Texte source

Durables d'autant plus qu'aujourd'hui, il est devenu « ringard » de contester le capitalisme, horizon indépassable pour toutes les forces politiques de gauche comme de droite !
À les écouter, il s'agit au mieux d'humaniser un tant soit peu le capitalisme... pour qu'il dure justement, ma brave dame.
Donc, durables le capitalisme et ses conséquences :
  • Les guerres avec le cortège de villes bombardées, de populations affamées, gazées, violées, torturées, génocidées.
  • Les routes de l'exil butant contre les grillages, les palissades, les murs et les barbelés délimitant les enclos nationaux appelés pays.
  • Les camps d'accueil, de concentration, de rétention, d'internement généreusement offerts par les démocraties occidentales.
Les guerres se portent bien, Dieu merci !
Le monde est en flammes grâce aux bons soins des États-Marchands d'armes, dont la France serait deuxième exportateur au monde !
Souris belle jeunesse ! Ton avenir est dans une usine d’armements ou à porter uniforme et fusil mitrailleur dans la police ou dans l'armée ; en période de chômage, voilà quand même une bonne nouvelle, non ?
À Calais, plusieurs milliers de migrants s'entassent donc dans un bidonville après avoir échappé à la noyade et aux requins en Méditerranée, aux fachos en mal d'exercice et aux racketteurs de tous poils.
Avant la récente évacuation de la zone sud, ils étaient 6 000 hommes, femmes et enfants, s'égayant dans les flaques d'eau, discutant de la pluie et du beau temps autour de quelques robinets installés en plein air et mis à disposition gracieusement par l'administration.
La France est une terre d'asile, ne l'oublions pas ! Elle sait recevoir.
Déjà, un certain Albert Sarraut, ministre de l'Intérieur inaugurant le camp de concentration d'Argelès, en février 1939 expliquait aux journalistes :
« Ce camp ne sera pas un lieu pénitentiaire, mais un camp de concentration. Ce n'est pas la même chose. Les asilés qui y prendront séjour n'y resteront guère que le temps nécessaire pour préparer leur refoulement ou, sur leur option, leur libre passage de retour en Espagne. »

Extrait de données
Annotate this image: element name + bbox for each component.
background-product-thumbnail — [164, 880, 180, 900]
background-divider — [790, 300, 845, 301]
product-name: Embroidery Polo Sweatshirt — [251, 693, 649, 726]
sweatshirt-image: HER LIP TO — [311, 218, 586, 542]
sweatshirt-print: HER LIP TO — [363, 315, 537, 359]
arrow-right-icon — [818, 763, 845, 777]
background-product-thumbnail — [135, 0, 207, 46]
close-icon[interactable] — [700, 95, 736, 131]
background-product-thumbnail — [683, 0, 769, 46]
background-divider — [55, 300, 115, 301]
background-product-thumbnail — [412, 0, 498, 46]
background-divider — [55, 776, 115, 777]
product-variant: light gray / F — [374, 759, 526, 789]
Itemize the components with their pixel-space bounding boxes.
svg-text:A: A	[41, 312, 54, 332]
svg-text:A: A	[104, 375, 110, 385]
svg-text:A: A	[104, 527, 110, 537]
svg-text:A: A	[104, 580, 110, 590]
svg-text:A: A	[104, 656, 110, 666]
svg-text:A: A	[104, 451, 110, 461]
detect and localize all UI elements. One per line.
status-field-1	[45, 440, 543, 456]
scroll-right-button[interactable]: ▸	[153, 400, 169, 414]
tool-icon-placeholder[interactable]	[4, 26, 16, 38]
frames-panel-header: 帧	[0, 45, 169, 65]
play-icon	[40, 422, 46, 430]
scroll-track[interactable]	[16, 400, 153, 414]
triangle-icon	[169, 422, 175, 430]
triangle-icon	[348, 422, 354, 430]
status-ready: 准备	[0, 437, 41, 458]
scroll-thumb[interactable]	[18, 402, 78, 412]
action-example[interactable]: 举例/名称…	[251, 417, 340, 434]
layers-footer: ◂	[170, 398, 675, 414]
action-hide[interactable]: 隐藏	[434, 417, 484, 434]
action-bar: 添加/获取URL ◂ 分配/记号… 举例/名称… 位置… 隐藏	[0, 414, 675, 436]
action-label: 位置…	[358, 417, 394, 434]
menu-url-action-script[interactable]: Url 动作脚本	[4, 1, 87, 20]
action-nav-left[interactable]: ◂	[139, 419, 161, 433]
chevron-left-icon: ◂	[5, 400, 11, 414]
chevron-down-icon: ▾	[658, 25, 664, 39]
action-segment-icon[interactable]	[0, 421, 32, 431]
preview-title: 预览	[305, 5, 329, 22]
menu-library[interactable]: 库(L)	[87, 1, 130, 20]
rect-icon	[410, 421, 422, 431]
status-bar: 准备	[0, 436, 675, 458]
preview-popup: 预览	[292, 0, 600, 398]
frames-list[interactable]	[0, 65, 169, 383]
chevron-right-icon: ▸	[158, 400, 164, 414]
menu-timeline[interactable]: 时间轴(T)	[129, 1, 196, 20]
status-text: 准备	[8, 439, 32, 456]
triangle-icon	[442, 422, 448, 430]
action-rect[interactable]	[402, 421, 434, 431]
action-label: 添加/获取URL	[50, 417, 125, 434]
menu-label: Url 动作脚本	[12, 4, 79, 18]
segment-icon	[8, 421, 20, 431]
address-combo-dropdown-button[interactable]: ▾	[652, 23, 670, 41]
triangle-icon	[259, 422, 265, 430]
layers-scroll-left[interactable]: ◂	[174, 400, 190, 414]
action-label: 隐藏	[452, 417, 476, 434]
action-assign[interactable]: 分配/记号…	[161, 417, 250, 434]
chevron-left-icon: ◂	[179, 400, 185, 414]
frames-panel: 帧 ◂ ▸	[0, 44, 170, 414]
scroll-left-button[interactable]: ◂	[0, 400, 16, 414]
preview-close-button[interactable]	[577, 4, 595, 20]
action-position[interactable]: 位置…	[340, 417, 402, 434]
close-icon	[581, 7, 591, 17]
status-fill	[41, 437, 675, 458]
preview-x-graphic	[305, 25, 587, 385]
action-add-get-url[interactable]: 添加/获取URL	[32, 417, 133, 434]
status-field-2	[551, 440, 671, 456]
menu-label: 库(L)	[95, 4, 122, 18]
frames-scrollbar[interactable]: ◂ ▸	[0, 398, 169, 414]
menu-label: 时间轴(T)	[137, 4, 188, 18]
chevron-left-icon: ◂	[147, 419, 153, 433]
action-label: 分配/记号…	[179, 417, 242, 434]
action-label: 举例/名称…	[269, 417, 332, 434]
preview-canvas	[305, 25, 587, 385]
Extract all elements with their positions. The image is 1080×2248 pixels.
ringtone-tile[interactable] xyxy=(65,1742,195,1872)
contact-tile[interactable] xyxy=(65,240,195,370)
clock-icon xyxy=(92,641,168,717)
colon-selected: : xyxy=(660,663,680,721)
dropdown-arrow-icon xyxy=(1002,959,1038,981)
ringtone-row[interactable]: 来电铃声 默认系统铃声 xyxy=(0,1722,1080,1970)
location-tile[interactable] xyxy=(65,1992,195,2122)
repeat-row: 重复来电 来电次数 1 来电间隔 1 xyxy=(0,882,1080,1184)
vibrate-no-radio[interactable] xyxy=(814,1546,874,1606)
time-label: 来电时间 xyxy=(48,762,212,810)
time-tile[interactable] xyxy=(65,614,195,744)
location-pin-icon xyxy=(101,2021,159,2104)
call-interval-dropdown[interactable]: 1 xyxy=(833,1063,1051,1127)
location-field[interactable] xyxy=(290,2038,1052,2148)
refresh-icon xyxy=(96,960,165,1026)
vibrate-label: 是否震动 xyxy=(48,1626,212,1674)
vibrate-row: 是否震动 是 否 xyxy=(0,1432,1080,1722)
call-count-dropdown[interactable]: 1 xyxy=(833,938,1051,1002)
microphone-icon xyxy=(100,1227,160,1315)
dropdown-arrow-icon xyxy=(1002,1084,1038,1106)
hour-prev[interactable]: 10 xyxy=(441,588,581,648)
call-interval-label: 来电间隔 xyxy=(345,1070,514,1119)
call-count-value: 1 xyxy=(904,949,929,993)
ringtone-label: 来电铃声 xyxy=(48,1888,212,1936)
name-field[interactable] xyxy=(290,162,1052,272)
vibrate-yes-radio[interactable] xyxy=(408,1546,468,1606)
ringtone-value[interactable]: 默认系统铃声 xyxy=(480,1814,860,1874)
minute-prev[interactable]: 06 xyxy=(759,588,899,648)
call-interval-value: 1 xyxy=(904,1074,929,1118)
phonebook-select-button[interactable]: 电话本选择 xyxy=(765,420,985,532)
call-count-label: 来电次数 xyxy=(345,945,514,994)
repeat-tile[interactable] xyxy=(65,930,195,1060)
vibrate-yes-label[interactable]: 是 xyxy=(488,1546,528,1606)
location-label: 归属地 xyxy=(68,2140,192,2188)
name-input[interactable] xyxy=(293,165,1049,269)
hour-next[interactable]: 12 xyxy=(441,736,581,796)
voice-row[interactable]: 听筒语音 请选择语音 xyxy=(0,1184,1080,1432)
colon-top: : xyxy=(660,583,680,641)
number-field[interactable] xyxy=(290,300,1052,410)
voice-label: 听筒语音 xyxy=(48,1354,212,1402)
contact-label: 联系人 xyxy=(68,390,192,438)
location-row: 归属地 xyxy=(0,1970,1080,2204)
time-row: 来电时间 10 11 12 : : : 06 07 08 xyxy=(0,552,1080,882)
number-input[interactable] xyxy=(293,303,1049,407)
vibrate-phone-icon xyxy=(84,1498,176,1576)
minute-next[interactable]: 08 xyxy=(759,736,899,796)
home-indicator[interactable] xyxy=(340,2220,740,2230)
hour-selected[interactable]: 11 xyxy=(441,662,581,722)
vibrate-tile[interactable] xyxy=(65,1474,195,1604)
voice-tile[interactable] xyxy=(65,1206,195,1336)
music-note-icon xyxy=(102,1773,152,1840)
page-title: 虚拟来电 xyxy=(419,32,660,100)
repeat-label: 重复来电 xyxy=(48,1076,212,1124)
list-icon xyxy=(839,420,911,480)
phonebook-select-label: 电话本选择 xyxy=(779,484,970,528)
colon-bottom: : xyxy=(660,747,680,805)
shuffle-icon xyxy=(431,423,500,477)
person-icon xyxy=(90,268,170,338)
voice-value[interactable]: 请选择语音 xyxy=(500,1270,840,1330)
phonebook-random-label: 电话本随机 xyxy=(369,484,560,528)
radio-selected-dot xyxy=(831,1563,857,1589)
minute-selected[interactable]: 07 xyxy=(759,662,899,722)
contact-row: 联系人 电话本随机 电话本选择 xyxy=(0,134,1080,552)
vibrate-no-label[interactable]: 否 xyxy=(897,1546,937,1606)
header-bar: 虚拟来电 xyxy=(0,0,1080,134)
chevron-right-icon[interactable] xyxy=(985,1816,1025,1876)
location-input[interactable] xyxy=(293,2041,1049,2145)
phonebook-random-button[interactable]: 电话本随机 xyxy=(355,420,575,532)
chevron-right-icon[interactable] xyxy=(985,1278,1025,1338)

Énoncé
Recopiez mot pour mot le passage du texte source qui commence par « Souris belle jeunesse ! » et va jusqu'à « gracieusement par l'administration. » inclus.

Réponse
Souris belle jeunesse ! Ton avenir est dans une usine d’armements ou à porter uniforme et fusil mitrailleur dans la police ou dans l'armée ; en période de chômage, voilà quand même une bonne nouvelle, non ?
À Calais, plusieurs milliers de migrants s'entassent donc dans un bidonville après avoir échappé à la noyade et aux requins en Méditerranée, aux fachos en mal d'exercice et aux racketteurs de tous poils.
Avant la récente évacuation de la zone sud, ils étaient 6 000 hommes, femmes et enfants, s'égayant dans les flaques d'eau, discutant de la pluie et du beau temps autour de quelques robinets installés en plein air et mis à disposition gracieusement par l'administration.